SET PROBLEM. Each entry must appear again exactly as it does in the source.

DATASET ENTRIES.
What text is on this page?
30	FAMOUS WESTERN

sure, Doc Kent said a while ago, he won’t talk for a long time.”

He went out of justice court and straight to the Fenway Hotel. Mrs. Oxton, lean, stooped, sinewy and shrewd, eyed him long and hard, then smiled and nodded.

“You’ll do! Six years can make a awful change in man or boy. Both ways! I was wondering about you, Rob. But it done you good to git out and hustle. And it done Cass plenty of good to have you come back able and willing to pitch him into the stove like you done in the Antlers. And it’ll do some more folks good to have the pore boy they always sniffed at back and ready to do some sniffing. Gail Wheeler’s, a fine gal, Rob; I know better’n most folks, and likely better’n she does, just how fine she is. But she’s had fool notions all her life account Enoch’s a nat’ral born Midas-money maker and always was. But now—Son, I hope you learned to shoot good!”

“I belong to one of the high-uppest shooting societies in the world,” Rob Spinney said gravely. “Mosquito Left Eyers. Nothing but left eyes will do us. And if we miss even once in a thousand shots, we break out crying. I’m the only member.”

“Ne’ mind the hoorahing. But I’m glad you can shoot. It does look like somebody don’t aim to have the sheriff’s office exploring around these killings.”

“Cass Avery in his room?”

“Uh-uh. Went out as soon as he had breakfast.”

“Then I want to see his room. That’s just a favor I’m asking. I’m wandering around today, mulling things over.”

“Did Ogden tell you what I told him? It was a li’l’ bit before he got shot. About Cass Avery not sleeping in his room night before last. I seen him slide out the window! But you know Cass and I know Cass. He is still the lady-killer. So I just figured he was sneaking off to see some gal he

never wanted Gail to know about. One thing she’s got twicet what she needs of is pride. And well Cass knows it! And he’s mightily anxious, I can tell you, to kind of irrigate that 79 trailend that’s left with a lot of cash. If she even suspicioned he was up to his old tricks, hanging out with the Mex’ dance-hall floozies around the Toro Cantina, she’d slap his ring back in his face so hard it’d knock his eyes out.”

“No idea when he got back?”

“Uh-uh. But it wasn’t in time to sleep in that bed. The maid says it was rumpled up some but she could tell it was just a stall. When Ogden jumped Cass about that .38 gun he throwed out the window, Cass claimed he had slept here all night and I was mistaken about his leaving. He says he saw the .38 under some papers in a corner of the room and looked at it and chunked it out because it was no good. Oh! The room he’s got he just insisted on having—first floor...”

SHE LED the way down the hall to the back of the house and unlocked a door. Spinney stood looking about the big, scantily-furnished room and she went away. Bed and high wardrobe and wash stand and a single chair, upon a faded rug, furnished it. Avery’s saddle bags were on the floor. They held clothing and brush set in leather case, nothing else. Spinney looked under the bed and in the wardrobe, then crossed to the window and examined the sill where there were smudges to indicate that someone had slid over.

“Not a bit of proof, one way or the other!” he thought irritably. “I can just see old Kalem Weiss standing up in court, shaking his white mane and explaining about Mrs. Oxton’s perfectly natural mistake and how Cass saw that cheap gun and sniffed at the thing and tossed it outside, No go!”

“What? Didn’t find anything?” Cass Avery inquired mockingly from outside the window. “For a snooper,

SOLUTION TO THIS EXERCISE.
What text is on this page?
30	FAMOUS WESTERN

sure, Doc Kent said a while ago, he won’t talk for a long time.”

He went out of justice court and straight to the Fenway Hotel. Mrs. Oxton, lean, stooped, sinewy and shrewd, eyed him long and hard, then smiled and nodded.

“You’ll do! Six years can make a awful change in man or boy. Both ways! I was wondering about you, Rob. But it done you good to git out and hustle. And it done Cass plenty of good to have you come back able and willing to pitch him into the stove like you done in the Antlers. And it’ll do some more folks good to have the pore boy they always sniffed at back and ready to do some sniffing. Gail Wheeler’s, a fine gal, Rob; I know better’n most folks, and likely better’n she does, just how fine she is. But she’s had fool notions all her life account Enoch’s a nat’ral born Midas-money maker and always was. But now—Son, I hope you learned to shoot good!”

“I belong to one of the high-uppest shooting societies in the world,” Rob Spinney said gravely. “Mosquito Left Eyers. Nothing but left eyes will do us. And if we miss even once in a thousand shots, we break out crying. I’m the only member.”

“Ne’ mind the hoorahing. But I’m glad you can shoot. It does look like somebody don’t aim to have the sheriff’s office exploring around these killings.”

“Cass Avery in his room?”

“Uh-uh. Went out as soon as he had breakfast.”

“Then I want to see his room. That’s just a favor I’m asking. I’m wandering around today, mulling things over.”

“Did Ogden tell you what I told him? It was a li’l’ bit before he got shot. About Cass Avery not sleeping in his room night before last. I seen him slide out the window! But you know Cass and I know Cass. He is still the lady-killer. So I just figured he was sneaking off to see some gal he

never wanted Gail to know about. One thing she’s got twicet what she needs of is pride. And well Cass knows it! And he’s mightily anxious, I can tell you, to kind of irrigate that 79 trailend that’s left with a lot of cash. If she even suspicioned he was up to his old tricks, hanging out with the Mex’ dance-hall floozies around the Toro Cantina, she’d slap his ring back in his face so hard it’d knock his eyes out.”

“No idea when he got back?”

“Uh-uh. But it wasn’t in time to sleep in that bed. The maid says it was rumpled up some but she could tell it was just a stall. When Ogden jumped Cass about that .38 gun he throwed out the window, Cass claimed he had slept here all night and I was mistaken about his leaving. He says he saw the .38 under some papers in a corner of the room and looked at it and chunked it out because it was no good. Oh! The room he’s got he just insisted on having—first floor...”

SHE LED the way down the hall to the back of the house and unlocked a door. Spinney stood looking about the big, scantily-furnished room and she went away. Bed and high wardrobe and wash stand and a single chair, upon a faded rug, furnished it. Avery’s saddle bags were on the floor. They held clothing and brush set in leather case, nothing else. Spinney looked under the bed and in the wardrobe, then crossed to the window and examined the sill where there were smudges to indicate that someone had slid over.

“Not a bit of proof, one way or the other!” he thought irritably. “I can just see old Kalem Weiss standing up in court, shaking his white mane and explaining about Mrs. Oxton’s perfectly natural mistake and how Cass saw that cheap gun and sniffed at the thing and tossed it outside, No go!”

“What? Didn’t find anything?” Cass Avery inquired mockingly from outside the window. “For a snooper,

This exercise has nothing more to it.